§ **Written request**: Type out the material below exactly.
----- Extracted records -----
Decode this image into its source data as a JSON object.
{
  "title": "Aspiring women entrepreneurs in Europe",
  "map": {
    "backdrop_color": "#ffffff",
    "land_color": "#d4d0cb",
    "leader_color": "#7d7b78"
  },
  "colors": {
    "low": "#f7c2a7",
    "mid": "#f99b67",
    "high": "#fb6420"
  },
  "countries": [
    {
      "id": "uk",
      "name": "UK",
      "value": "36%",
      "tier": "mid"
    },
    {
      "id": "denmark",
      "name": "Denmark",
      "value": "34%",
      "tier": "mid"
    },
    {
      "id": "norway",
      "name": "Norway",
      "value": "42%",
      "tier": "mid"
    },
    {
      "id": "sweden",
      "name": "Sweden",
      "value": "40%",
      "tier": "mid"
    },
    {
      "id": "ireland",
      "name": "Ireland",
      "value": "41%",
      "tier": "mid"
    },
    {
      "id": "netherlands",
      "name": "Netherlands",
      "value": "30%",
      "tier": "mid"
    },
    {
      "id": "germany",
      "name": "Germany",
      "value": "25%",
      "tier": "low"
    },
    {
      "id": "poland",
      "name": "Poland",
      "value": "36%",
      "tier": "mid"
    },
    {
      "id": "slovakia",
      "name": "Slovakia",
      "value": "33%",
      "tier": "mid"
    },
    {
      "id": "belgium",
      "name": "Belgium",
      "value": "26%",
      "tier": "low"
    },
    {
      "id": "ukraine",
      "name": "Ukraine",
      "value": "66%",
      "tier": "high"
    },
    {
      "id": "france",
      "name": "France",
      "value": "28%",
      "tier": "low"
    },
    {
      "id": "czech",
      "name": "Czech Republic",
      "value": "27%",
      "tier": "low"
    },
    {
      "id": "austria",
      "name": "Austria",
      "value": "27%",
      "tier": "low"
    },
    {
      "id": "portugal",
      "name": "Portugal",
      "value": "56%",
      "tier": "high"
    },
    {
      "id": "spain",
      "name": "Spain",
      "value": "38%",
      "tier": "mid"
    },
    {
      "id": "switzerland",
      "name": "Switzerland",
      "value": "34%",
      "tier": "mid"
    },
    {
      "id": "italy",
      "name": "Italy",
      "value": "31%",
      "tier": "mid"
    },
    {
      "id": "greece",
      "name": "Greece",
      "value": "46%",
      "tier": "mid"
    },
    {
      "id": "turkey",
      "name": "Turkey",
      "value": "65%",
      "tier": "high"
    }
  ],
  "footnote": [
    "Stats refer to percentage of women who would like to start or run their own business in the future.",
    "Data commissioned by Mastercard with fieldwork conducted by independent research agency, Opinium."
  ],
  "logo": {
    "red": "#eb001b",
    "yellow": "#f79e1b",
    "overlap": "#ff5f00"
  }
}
-----
§ **Task response**:
Decode this image into its source data as a JSON object.
{
  "title": "Aspiring women entrepreneurs in Europe",
  "map": {
    "backdrop_color": "#ffffff",
    "land_color": "#d4d0cb",
    "leader_color": "#7d7b78"
  },
  "colors": {
    "low": "#f7c2a7",
    "mid": "#f99b67",
    "high": "#fb6420"
  },
  "countries": [
    {
      "id": "uk",
      "name": "UK",
      "value": "36%",
      "tier": "mid"
    },
    {
      "id": "denmark",
      "name": "Denmark",
      "value": "34%",
      "tier": "mid"
    },
    {
      "id": "norway",
      "name": "Norway",
      "value": "42%",
      "tier": "mid"
    },
    {
      "id": "sweden",
      "name": "Sweden",
      "value": "40%",
      "tier": "mid"
    },
    {
      "id": "ireland",
      "name": "Ireland",
      "value": "41%",
      "tier": "mid"
    },
    {
      "id": "netherlands",
      "name": "Netherlands",
      "value": "30%",
      "tier": "mid"
    },
    {
      "id": "germany",
      "name": "Germany",
      "value": "25%",
      "tier": "low"
    },
    {
      "id": "poland",
      "name": "Poland",
      "value": "36%",
      "tier": "mid"
    },
    {
      "id": "slovakia",
      "name": "Slovakia",
      "value": "33%",
      "tier": "mid"
    },
    {
      "id": "belgium",
      "name": "Belgium",
      "value": "26%",
      "tier": "low"
    },
    {
      "id": "ukraine",
      "name": "Ukraine",
      "value": "66%",
      "tier": "high"
    },
    {
      "id": "france",
      "name": "France",
      "value": "28%",
      "tier": "low"
    },
    {
      "id": "czech",
      "name": "Czech Republic",
      "value": "27%",
      "tier": "low"
    },
    {
      "id": "austria",
      "name": "Austria",
      "value": "27%",
      "tier": "low"
    },
    {
      "id": "portugal",
      "name": "Portugal",
      "value": "56%",
      "tier": "high"
    },
    {
      "id": "spain",
      "name": "Spain",
      "value": "38%",
      "tier": "mid"
    },
    {
      "id": "switzerland",
      "name": "Switzerland",
      "value": "34%",
      "tier": "mid"
    },
    {
      "id": "italy",
      "name": "Italy",
      "value": "31%",
      "tier": "mid"
    },
    {
      "id": "greece",
      "name": "Greece",
      "value": "46%",
      "tier": "mid"
    },
    {
      "id": "turkey",
      "name": "Turkey",
      "value": "65%",
      "tier": "high"
    }
  ],
  "footnote": [
    "Stats refer to percentage of women who would like to start or run their own business in the future.",
    "Data commissioned by Mastercard with fieldwork conducted by independent research agency, Opinium."
  ],
  "logo": {
    "red": "#eb001b",
    "yellow": "#f79e1b",
    "overlap": "#ff5f00"
  }
}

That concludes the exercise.